[Dataset listings of figures]
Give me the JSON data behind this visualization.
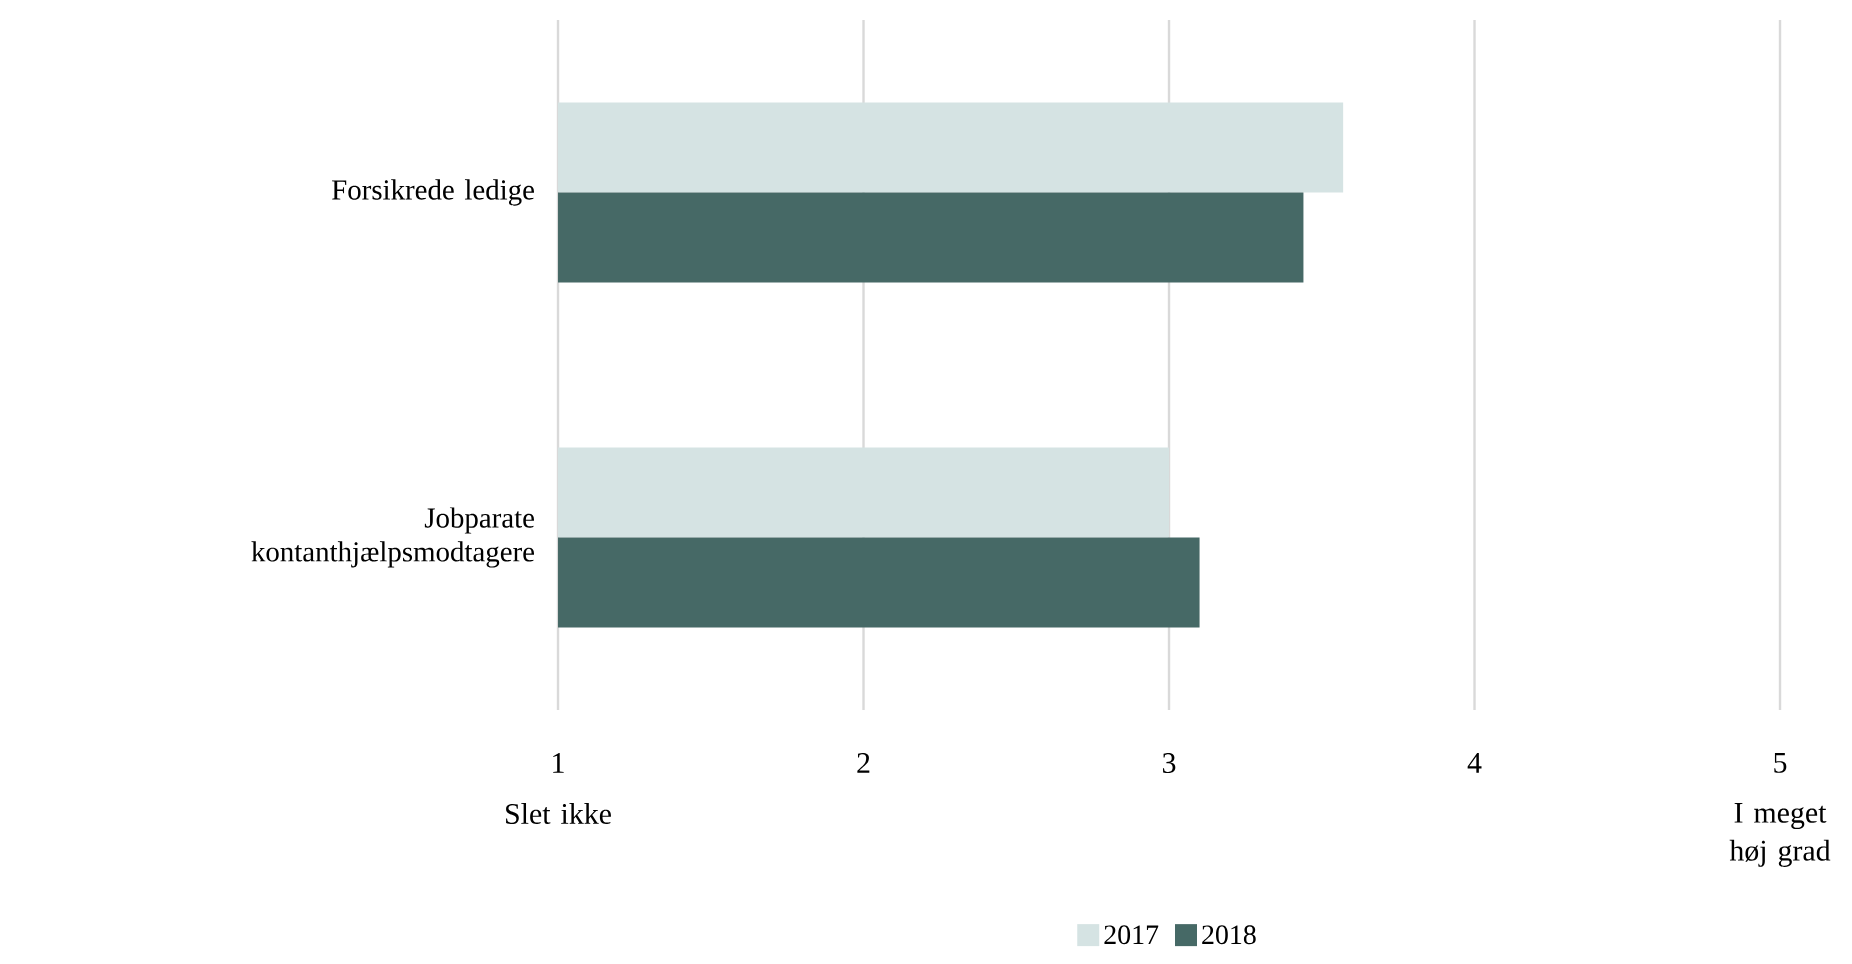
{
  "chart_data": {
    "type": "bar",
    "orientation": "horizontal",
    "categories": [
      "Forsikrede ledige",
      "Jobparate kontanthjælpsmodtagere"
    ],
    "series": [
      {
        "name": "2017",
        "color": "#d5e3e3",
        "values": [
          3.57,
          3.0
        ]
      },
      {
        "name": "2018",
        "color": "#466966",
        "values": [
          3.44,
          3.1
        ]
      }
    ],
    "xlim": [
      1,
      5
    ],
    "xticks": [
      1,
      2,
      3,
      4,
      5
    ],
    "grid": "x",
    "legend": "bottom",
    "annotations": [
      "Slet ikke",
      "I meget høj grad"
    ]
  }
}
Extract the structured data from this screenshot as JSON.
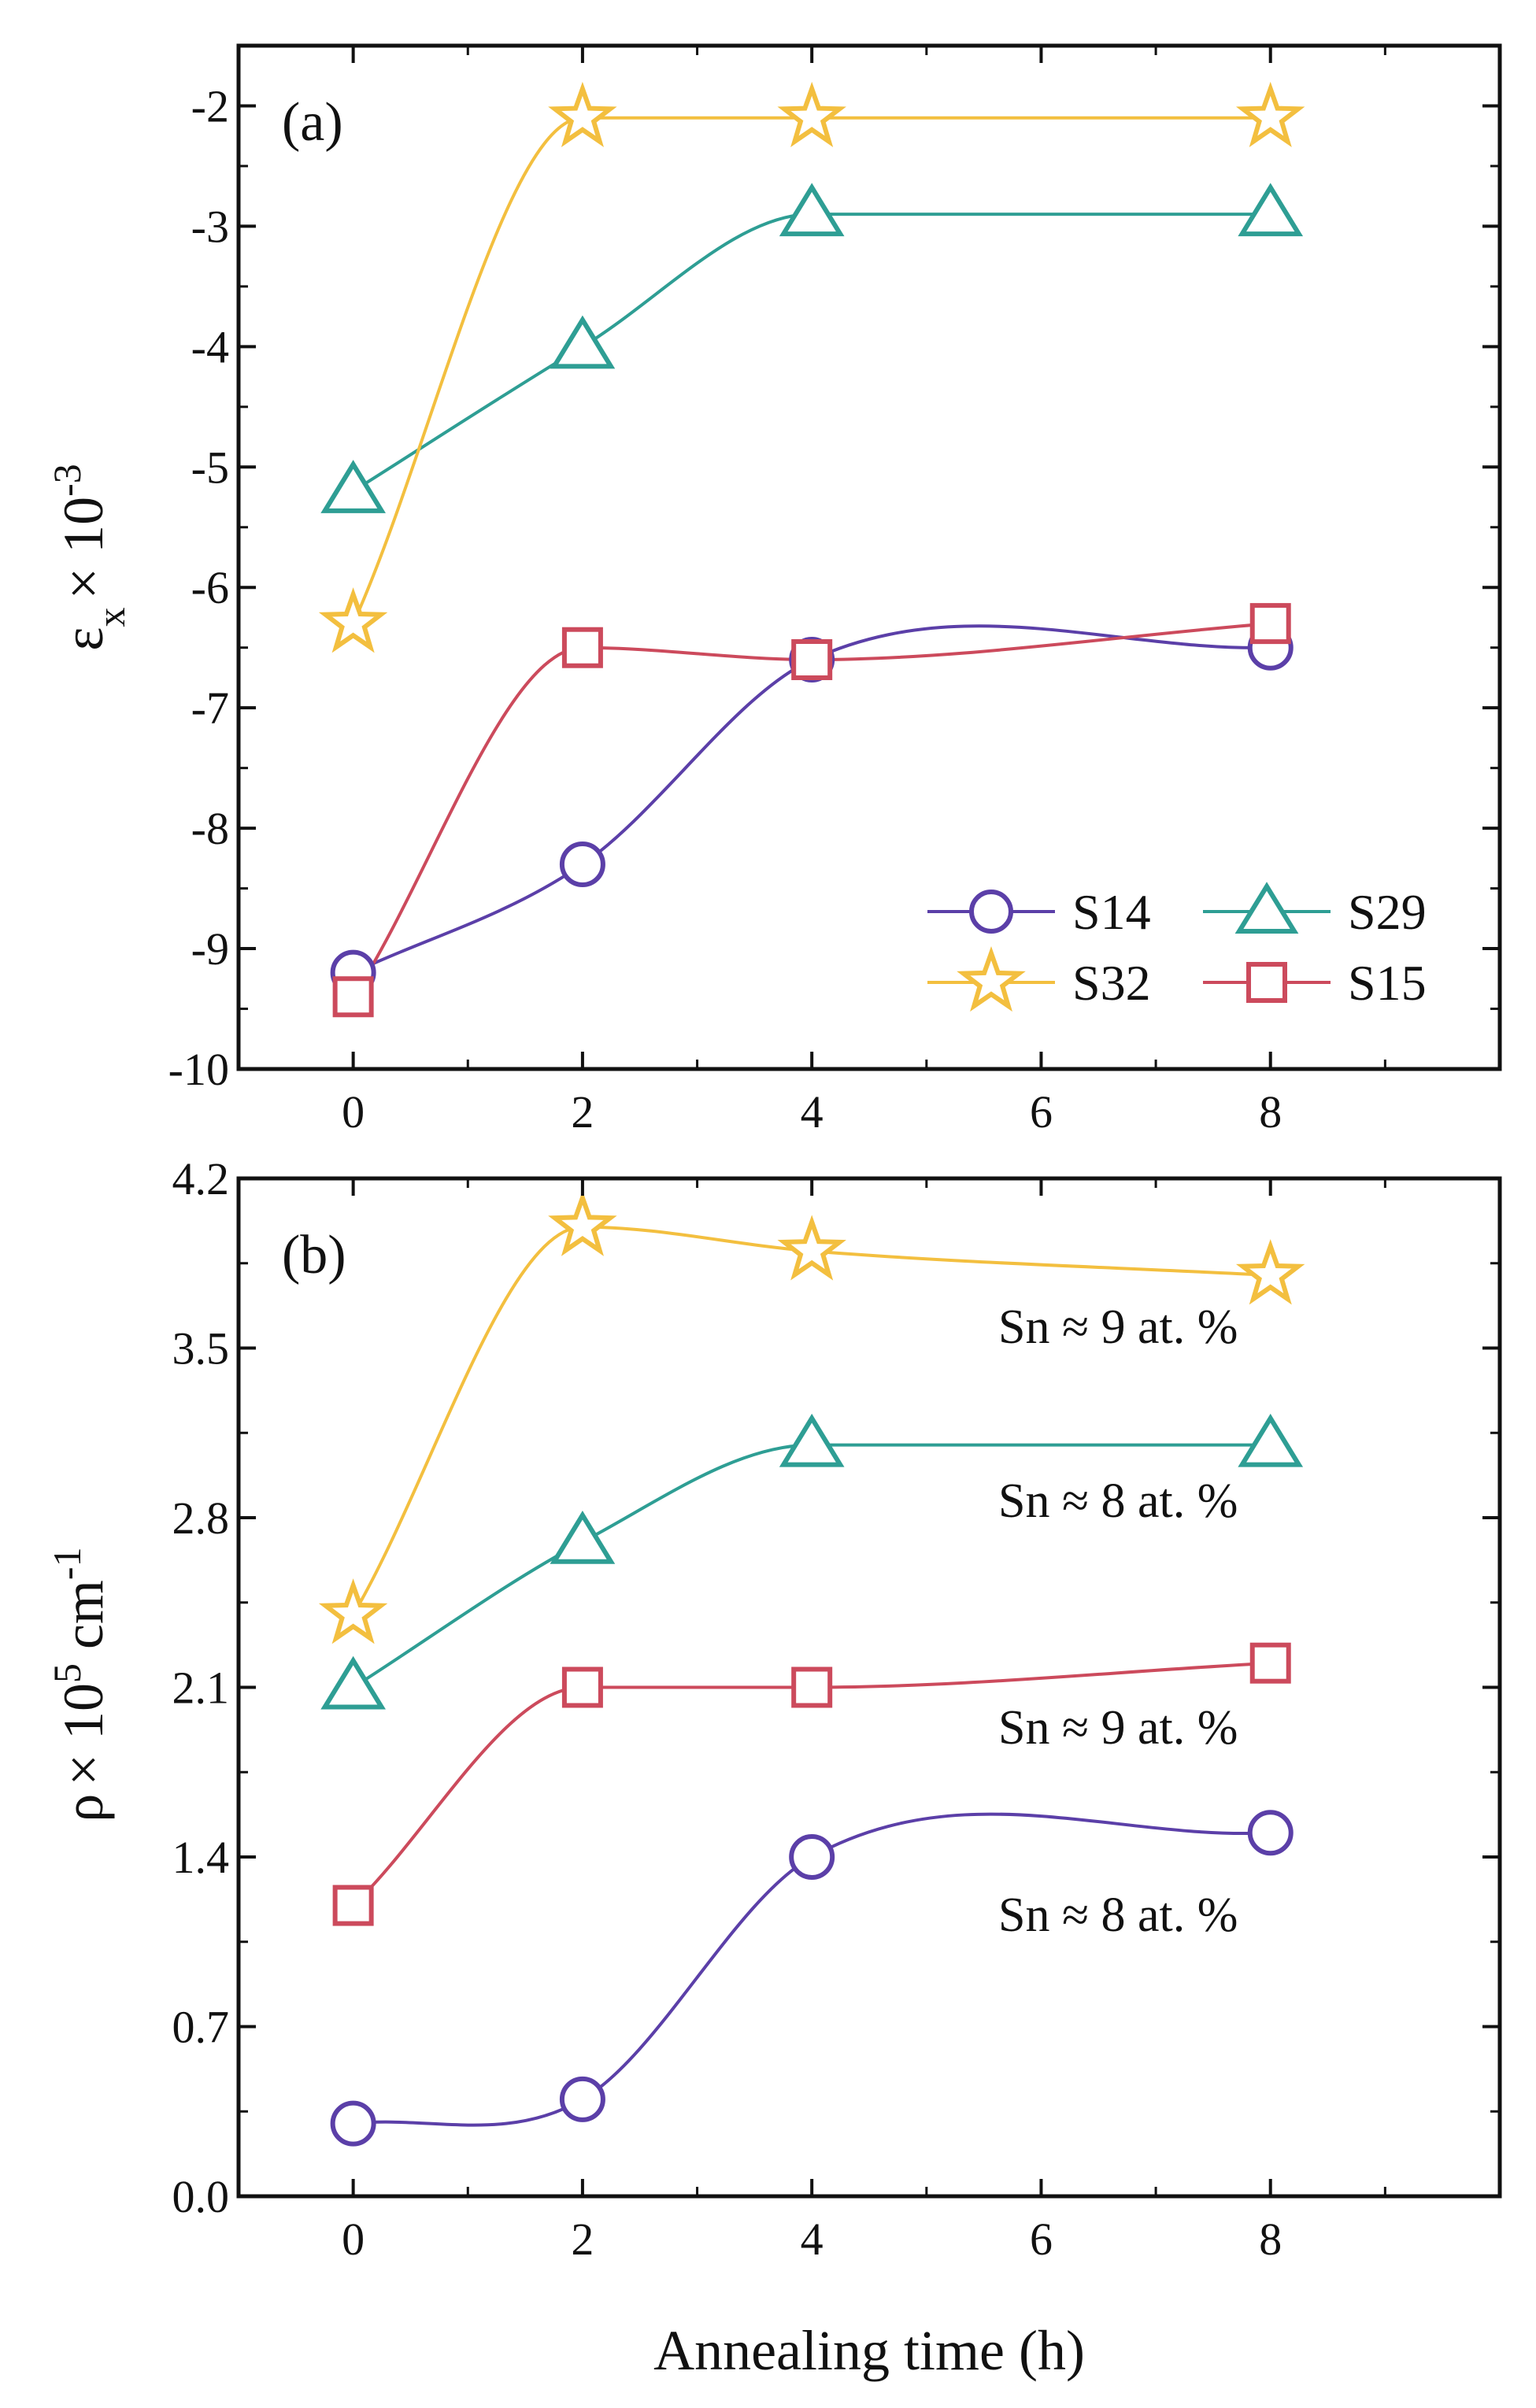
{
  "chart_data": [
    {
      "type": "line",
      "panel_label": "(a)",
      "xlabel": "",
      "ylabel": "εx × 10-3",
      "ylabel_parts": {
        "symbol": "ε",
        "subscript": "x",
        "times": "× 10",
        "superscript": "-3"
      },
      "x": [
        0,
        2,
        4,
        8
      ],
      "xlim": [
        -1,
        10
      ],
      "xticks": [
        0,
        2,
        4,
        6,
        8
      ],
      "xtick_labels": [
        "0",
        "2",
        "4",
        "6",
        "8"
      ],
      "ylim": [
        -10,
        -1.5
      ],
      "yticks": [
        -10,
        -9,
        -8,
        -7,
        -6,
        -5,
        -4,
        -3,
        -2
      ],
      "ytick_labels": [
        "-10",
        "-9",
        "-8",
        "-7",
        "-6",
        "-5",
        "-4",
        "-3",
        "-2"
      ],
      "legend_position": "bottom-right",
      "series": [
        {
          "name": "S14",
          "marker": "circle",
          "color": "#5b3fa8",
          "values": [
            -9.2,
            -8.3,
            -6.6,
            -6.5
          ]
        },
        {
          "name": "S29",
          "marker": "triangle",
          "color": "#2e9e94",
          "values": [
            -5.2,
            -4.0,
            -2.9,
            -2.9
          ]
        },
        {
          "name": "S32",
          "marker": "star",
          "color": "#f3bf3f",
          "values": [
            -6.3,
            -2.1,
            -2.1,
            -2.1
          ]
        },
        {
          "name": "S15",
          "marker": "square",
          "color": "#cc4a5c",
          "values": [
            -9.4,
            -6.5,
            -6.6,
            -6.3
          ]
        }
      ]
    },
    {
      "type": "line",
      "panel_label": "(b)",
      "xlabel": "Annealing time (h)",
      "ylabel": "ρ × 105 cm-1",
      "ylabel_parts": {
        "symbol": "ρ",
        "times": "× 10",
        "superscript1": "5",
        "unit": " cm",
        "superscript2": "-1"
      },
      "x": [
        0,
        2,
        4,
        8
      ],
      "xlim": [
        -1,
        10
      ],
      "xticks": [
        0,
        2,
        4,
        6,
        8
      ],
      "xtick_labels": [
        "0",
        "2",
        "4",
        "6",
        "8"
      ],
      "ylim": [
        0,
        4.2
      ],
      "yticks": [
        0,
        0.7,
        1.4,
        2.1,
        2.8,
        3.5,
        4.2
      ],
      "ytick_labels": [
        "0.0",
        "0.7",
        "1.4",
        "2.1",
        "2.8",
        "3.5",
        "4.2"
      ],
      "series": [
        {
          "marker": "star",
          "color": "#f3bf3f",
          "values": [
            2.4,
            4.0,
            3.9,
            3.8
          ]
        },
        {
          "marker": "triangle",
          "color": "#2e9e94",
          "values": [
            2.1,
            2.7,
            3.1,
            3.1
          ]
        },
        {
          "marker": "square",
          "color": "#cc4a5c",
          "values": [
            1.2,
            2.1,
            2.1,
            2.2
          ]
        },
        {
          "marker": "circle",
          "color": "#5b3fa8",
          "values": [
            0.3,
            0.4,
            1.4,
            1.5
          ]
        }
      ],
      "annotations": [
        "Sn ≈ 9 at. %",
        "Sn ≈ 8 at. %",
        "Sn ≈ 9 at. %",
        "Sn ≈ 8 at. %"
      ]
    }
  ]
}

_Your goal_:
Pick each line holding the word "bottom" out of the listing.

_Task output_:
    "legend": "bottom",
      "legend_position": "bottom-right",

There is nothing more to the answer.